> **WORK INSTRUCTIONS**: Reproduce the lines below with every occurrence of "bbox" changed to "bounding box" and nothing else altered, leaving the pictures out.

> **PROVIDED RECORDS**:
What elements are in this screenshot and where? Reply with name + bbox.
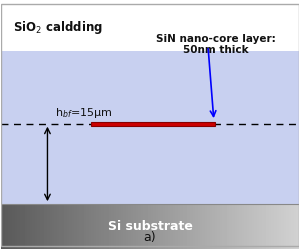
Text: SiN nano-core layer:
50nm thick: SiN nano-core layer: 50nm thick xyxy=(155,34,275,55)
Text: Si substrate: Si substrate xyxy=(108,220,192,233)
Bar xyxy=(91,122,215,126)
Text: a): a) xyxy=(144,231,156,244)
Bar xyxy=(2,51,298,204)
Text: h$_{bf}$=15μm: h$_{bf}$=15μm xyxy=(55,106,112,120)
Text: SiO$_2$ caldding: SiO$_2$ caldding xyxy=(13,19,103,36)
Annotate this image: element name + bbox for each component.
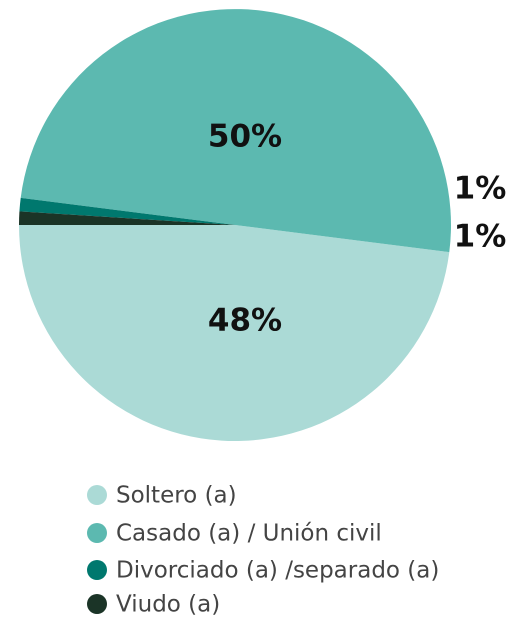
- value-label: 48%: [208, 303, 282, 339]
- legend-swatch: [87, 523, 107, 543]
- legend-label: Divorciado (a) /separado (a): [116, 558, 439, 584]
- pie-slice: [20, 9, 451, 253]
- legend-swatch: [87, 485, 107, 505]
- legend-label: Viudo (a): [116, 592, 220, 618]
- pie-slice: [19, 197, 236, 225]
- legend-swatch: [87, 594, 107, 614]
- pie-slice: [19, 225, 450, 442]
- legend-label: Soltero (a): [116, 483, 237, 509]
- value-label: 50%: [208, 119, 282, 155]
- pie-slice: [19, 211, 235, 225]
- value-label: 1%: [454, 219, 507, 255]
- value-label: 1%: [454, 171, 507, 207]
- legend-label: Casado (a) / Unión civil: [116, 521, 382, 547]
- legend-swatch: [87, 560, 107, 580]
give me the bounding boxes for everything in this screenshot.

> **RESPONSE TO THE EXERCISE**:
What elements are in this screenshot and where? Reply with name + bounding box.
Text: SiN nano-core layer:
50nm thick: SiN nano-core layer: 50nm thick xyxy=(155,34,275,55)
Text: Si substrate: Si substrate xyxy=(108,220,192,233)
Bar xyxy=(91,122,215,126)
Text: a): a) xyxy=(144,231,156,244)
Bar xyxy=(2,51,298,204)
Text: h$_{bf}$=15μm: h$_{bf}$=15μm xyxy=(55,106,112,120)
Text: SiO$_2$ caldding: SiO$_2$ caldding xyxy=(13,19,103,36)
Annotate this image: element name + bounding box for each component.
- value-label: 48%: [208, 303, 282, 339]
- legend-swatch: [87, 523, 107, 543]
- legend-label: Divorciado (a) /separado (a): [116, 558, 439, 584]
- pie-slice: [20, 9, 451, 253]
- legend-swatch: [87, 485, 107, 505]
- legend-label: Viudo (a): [116, 592, 220, 618]
- pie-slice: [19, 197, 236, 225]
- legend-swatch: [87, 594, 107, 614]
- pie-slice: [19, 225, 450, 442]
- legend-label: Soltero (a): [116, 483, 237, 509]
- value-label: 50%: [208, 119, 282, 155]
- pie-slice: [19, 211, 235, 225]
- value-label: 1%: [454, 219, 507, 255]
- value-label: 1%: [454, 171, 507, 207]
- legend-label: Casado (a) / Unión civil: [116, 521, 382, 547]
- legend-swatch: [87, 560, 107, 580]
give me the bounding boxes for everything in this screenshot.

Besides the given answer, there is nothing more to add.